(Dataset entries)
— BEGIN —

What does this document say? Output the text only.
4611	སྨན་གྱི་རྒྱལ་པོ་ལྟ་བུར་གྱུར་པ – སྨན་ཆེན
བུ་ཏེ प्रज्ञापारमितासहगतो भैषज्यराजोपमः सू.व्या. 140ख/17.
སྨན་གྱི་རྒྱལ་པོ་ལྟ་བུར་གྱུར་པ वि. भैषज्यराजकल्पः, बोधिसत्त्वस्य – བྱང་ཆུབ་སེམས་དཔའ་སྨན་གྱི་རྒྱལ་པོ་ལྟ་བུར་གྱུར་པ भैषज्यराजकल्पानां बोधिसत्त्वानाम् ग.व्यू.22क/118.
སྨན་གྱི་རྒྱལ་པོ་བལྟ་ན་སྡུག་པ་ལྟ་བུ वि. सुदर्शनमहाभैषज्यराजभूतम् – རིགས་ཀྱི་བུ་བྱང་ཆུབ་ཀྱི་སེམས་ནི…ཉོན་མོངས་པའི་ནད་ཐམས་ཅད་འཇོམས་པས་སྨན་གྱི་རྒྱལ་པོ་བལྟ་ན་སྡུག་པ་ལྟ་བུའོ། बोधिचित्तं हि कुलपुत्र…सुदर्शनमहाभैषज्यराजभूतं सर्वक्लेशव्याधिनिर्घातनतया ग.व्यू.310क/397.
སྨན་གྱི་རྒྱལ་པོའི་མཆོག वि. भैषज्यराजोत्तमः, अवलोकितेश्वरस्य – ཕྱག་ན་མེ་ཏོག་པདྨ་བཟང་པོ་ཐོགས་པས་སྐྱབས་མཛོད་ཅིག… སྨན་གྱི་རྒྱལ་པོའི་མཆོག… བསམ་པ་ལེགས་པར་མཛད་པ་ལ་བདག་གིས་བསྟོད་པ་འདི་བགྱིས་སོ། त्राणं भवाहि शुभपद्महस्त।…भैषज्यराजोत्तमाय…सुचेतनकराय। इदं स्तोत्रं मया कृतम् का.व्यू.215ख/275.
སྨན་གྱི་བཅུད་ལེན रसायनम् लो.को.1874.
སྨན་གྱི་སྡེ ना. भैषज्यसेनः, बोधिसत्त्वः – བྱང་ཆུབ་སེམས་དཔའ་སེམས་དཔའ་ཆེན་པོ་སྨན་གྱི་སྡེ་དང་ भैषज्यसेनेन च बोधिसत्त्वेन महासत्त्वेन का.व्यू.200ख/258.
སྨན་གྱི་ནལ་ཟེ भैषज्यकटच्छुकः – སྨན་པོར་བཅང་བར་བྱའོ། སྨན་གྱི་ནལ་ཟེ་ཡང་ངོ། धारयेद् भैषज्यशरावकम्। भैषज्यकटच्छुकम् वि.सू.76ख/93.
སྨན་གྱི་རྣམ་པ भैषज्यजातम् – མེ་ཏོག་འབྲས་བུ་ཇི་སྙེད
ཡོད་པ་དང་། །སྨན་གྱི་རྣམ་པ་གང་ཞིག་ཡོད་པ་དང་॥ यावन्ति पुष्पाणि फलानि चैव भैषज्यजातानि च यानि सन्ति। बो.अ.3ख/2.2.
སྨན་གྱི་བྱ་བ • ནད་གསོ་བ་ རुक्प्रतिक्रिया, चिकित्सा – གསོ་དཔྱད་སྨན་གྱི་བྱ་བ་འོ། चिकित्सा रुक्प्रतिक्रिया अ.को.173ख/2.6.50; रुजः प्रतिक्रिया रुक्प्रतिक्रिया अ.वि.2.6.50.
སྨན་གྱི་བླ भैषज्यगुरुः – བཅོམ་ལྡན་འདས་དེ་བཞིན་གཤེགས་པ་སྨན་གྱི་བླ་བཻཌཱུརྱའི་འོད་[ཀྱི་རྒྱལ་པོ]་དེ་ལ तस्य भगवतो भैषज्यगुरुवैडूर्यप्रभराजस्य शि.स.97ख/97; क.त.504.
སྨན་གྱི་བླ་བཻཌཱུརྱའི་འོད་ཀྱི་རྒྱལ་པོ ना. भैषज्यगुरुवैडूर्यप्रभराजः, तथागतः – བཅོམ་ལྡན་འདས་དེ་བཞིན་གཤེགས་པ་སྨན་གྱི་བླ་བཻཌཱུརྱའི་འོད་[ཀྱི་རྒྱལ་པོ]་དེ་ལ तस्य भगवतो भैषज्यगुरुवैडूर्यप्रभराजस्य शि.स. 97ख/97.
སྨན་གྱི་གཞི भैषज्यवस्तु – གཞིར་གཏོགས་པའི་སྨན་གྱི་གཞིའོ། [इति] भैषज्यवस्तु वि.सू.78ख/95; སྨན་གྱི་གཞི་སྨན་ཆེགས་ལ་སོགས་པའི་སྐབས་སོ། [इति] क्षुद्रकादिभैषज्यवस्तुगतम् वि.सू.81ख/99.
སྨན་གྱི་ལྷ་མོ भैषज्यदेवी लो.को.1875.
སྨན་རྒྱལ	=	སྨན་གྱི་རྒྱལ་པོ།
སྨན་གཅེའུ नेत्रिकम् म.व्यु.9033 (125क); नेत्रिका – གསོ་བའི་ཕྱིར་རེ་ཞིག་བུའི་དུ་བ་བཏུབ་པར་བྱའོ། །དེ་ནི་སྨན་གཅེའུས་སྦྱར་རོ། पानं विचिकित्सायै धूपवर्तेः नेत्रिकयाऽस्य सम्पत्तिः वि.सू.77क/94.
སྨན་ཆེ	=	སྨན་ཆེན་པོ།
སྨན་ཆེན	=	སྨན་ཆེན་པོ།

— END —

GIVEN TASK: Repeat the records exactly, including every line.

RESULT FOR THIS EXERCISE:
What does this document say? Output the text only.
4611	སྨན་གྱི་རྒྱལ་པོ་ལྟ་བུར་གྱུར་པ – སྨན་ཆེན
བུ་ཏེ प्रज्ञापारमितासहगतो भैषज्यराजोपमः सू.व्या. 140ख/17.
སྨན་གྱི་རྒྱལ་པོ་ལྟ་བུར་གྱུར་པ वि. भैषज्यराजकल्पः, बोधिसत्त्वस्य – བྱང་ཆུབ་སེམས་དཔའ་སྨན་གྱི་རྒྱལ་པོ་ལྟ་བུར་གྱུར་པ भैषज्यराजकल्पानां बोधिसत्त्वानाम् ग.व्यू.22क/118.
སྨན་གྱི་རྒྱལ་པོ་བལྟ་ན་སྡུག་པ་ལྟ་བུ वि. सुदर्शनमहाभैषज्यराजभूतम् – རིགས་ཀྱི་བུ་བྱང་ཆུབ་ཀྱི་སེམས་ནི…ཉོན་མོངས་པའི་ནད་ཐམས་ཅད་འཇོམས་པས་སྨན་གྱི་རྒྱལ་པོ་བལྟ་ན་སྡུག་པ་ལྟ་བུའོ། बोधिचित्तं हि कुलपुत्र…सुदर्शनमहाभैषज्यराजभूतं सर्वक्लेशव्याधिनिर्घातनतया ग.व्यू.310क/397.
སྨན་གྱི་རྒྱལ་པོའི་མཆོག वि. भैषज्यराजोत्तमः, अवलोकितेश्वरस्य – ཕྱག་ན་མེ་ཏོག་པདྨ་བཟང་པོ་ཐོགས་པས་སྐྱབས་མཛོད་ཅིག… སྨན་གྱི་རྒྱལ་པོའི་མཆོག… བསམ་པ་ལེགས་པར་མཛད་པ་ལ་བདག་གིས་བསྟོད་པ་འདི་བགྱིས་སོ། त्राणं भवाहि शुभपद्महस्त।…भैषज्यराजोत्तमाय…सुचेतनकराय। इदं स्तोत्रं मया कृतम् का.व्यू.215ख/275.
སྨན་གྱི་བཅུད་ལེན रसायनम् लो.को.1874.
སྨན་གྱི་སྡེ ना. भैषज्यसेनः, बोधिसत्त्वः – བྱང་ཆུབ་སེམས་དཔའ་སེམས་དཔའ་ཆེན་པོ་སྨན་གྱི་སྡེ་དང་ भैषज्यसेनेन च बोधिसत्त्वेन महासत्त्वेन का.व्यू.200ख/258.
སྨན་གྱི་ནལ་ཟེ भैषज्यकटच्छुकः – སྨན་པོར་བཅང་བར་བྱའོ། སྨན་གྱི་ནལ་ཟེ་ཡང་ངོ། धारयेद् भैषज्यशरावकम्। भैषज्यकटच्छुकम् वि.सू.76ख/93.
སྨན་གྱི་རྣམ་པ भैषज्यजातम् – མེ་ཏོག་འབྲས་བུ་ཇི་སྙེད
ཡོད་པ་དང་། །སྨན་གྱི་རྣམ་པ་གང་ཞིག་ཡོད་པ་དང་॥ यावन्ति पुष्पाणि फलानि चैव भैषज्यजातानि च यानि सन्ति। बो.अ.3ख/2.2.
སྨན་གྱི་བྱ་བ • ནད་གསོ་བ་ རुक्प्रतिक्रिया, चिकित्सा – གསོ་དཔྱད་སྨན་གྱི་བྱ་བ་འོ། चिकित्सा रुक्प्रतिक्रिया अ.को.173ख/2.6.50; रुजः प्रतिक्रिया रुक्प्रतिक्रिया अ.वि.2.6.50.
སྨན་གྱི་བླ भैषज्यगुरुः – བཅོམ་ལྡན་འདས་དེ་བཞིན་གཤེགས་པ་སྨན་གྱི་བླ་བཻཌཱུརྱའི་འོད་[ཀྱི་རྒྱལ་པོ]་དེ་ལ तस्य भगवतो भैषज्यगुरुवैडूर्यप्रभराजस्य शि.स.97ख/97; क.त.504.
སྨན་གྱི་བླ་བཻཌཱུརྱའི་འོད་ཀྱི་རྒྱལ་པོ ना. भैषज्यगुरुवैडूर्यप्रभराजः, तथागतः – བཅོམ་ལྡན་འདས་དེ་བཞིན་གཤེགས་པ་སྨན་གྱི་བླ་བཻཌཱུརྱའི་འོད་[ཀྱི་རྒྱལ་པོ]་དེ་ལ तस्य भगवतो भैषज्यगुरुवैडूर्यप्रभराजस्य शि.स. 97ख/97.
སྨན་གྱི་གཞི भैषज्यवस्तु – གཞིར་གཏོགས་པའི་སྨན་གྱི་གཞིའོ། [इति] भैषज्यवस्तु वि.सू.78ख/95; སྨན་གྱི་གཞི་སྨན་ཆེགས་ལ་སོགས་པའི་སྐབས་སོ། [इति] क्षुद्रकादिभैषज्यवस्तुगतम् वि.सू.81ख/99.
སྨན་གྱི་ལྷ་མོ भैषज्यदेवी लो.को.1875.
སྨན་རྒྱལ	=	སྨན་གྱི་རྒྱལ་པོ།
སྨན་གཅེའུ नेत्रिकम् म.व्यु.9033 (125क); नेत्रिका – གསོ་བའི་ཕྱིར་རེ་ཞིག་བུའི་དུ་བ་བཏུབ་པར་བྱའོ། །དེ་ནི་སྨན་གཅེའུས་སྦྱར་རོ། पानं विचिकित्सायै धूपवर्तेः नेत्रिकयाऽस्य सम्पत्तिः वि.सू.77क/94.
སྨན་ཆེ	=	སྨན་ཆེན་པོ།
སྨན་ཆེན	=	སྨན་ཆེན་པོ།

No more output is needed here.